* _Objective_:
Reproduce all the material below, replacing "Patent image size" with "Figure dimensions" at every occurrence and leaving everything else unchanged.

## begin Supplied records

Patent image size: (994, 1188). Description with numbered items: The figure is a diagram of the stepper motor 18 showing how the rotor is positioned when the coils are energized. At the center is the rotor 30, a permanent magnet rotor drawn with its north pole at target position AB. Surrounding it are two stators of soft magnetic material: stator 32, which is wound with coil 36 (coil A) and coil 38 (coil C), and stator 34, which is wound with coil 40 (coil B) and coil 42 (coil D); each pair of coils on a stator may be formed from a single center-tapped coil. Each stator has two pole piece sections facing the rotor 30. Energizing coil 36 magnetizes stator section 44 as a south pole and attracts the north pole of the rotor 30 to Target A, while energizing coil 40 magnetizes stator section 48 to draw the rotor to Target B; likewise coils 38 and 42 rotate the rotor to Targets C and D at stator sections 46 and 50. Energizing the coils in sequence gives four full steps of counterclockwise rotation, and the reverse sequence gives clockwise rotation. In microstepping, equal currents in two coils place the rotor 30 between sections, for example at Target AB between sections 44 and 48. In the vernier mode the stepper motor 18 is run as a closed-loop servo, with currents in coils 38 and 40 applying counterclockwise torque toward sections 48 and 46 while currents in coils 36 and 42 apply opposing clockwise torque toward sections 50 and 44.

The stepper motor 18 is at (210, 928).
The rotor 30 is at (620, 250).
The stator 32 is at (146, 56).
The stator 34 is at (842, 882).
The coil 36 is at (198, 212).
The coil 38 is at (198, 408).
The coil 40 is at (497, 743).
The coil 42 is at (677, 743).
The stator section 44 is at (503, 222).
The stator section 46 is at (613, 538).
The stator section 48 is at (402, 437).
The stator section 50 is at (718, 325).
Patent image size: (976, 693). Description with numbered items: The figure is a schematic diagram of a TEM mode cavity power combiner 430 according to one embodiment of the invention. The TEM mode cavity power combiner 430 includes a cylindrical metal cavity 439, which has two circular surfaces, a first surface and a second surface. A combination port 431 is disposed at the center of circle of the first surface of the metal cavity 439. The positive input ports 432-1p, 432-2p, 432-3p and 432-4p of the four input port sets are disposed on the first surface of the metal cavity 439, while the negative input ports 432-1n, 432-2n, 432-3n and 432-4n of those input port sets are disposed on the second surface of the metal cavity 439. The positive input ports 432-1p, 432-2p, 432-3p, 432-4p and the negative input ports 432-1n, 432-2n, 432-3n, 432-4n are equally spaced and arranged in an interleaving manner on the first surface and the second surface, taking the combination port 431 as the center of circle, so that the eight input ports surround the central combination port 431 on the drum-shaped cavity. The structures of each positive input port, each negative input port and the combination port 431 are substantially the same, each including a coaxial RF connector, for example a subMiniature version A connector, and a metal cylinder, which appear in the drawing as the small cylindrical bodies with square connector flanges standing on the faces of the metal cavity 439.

## end Supplied records

* _Response to the task_:
Figure dimensions: (994, 1188). Description with numbered items: The figure is a diagram of the stepper motor 18 showing how the rotor is positioned when the coils are energized. At the center is the rotor 30, a permanent magnet rotor drawn with its north pole at target position AB. Surrounding it are two stators of soft magnetic material: stator 32, which is wound with coil 36 (coil A) and coil 38 (coil C), and stator 34, which is wound with coil 40 (coil B) and coil 42 (coil D); each pair of coils on a stator may be formed from a single center-tapped coil. Each stator has two pole piece sections facing the rotor 30. Energizing coil 36 magnetizes stator section 44 as a south pole and attracts the north pole of the rotor 30 to Target A, while energizing coil 40 magnetizes stator section 48 to draw the rotor to Target B; likewise coils 38 and 42 rotate the rotor to Targets C and D at stator sections 46 and 50. Energizing the coils in sequence gives four full steps of counterclockwise rotation, and the reverse sequence gives clockwise rotation. In microstepping, equal currents in two coils place the rotor 30 between sections, for example at Target AB between sections 44 and 48. In the vernier mode the stepper motor 18 is run as a closed-loop servo, with currents in coils 38 and 40 applying counterclockwise torque toward sections 48 and 46 while currents in coils 36 and 42 apply opposing clockwise torque toward sections 50 and 44.

The stepper motor 18 is at (210, 928).
The rotor 30 is at (620, 250).
The stator 32 is at (146, 56).
The stator 34 is at (842, 882).
The coil 36 is at (198, 212).
The coil 38 is at (198, 408).
The coil 40 is at (497, 743).
The coil 42 is at (677, 743).
The stator section 44 is at (503, 222).
The stator section 46 is at (613, 538).
The stator section 48 is at (402, 437).
The stator section 50 is at (718, 325).
Figure dimensions: (976, 693). Description with numbered items: The figure is a schematic diagram of a TEM mode cavity power combiner 430 according to one embodiment of the invention. The TEM mode cavity power combiner 430 includes a cylindrical metal cavity 439, which has two circular surfaces, a first surface and a second surface. A combination port 431 is disposed at the center of circle of the first surface of the metal cavity 439. The positive input ports 432-1p, 432-2p, 432-3p and 432-4p of the four input port sets are disposed on the first surface of the metal cavity 439, while the negative input ports 432-1n, 432-2n, 432-3n and 432-4n of those input port sets are disposed on the second surface of the metal cavity 439. The positive input ports 432-1p, 432-2p, 432-3p, 432-4p and the negative input ports 432-1n, 432-2n, 432-3n, 432-4n are equally spaced and arranged in an interleaving manner on the first surface and the second surface, taking the combination port 431 as the center of circle, so that the eight input ports surround the central combination port 431 on the drum-shaped cavity. The structures of each positive input port, each negative input port and the combination port 431 are substantially the same, each including a coaxial RF connector, for example a subMiniature version A connector, and a metal cylinder, which appear in the drawing as the small cylindrical bodies with square connector flanges standing on the faces of the metal cavity 439.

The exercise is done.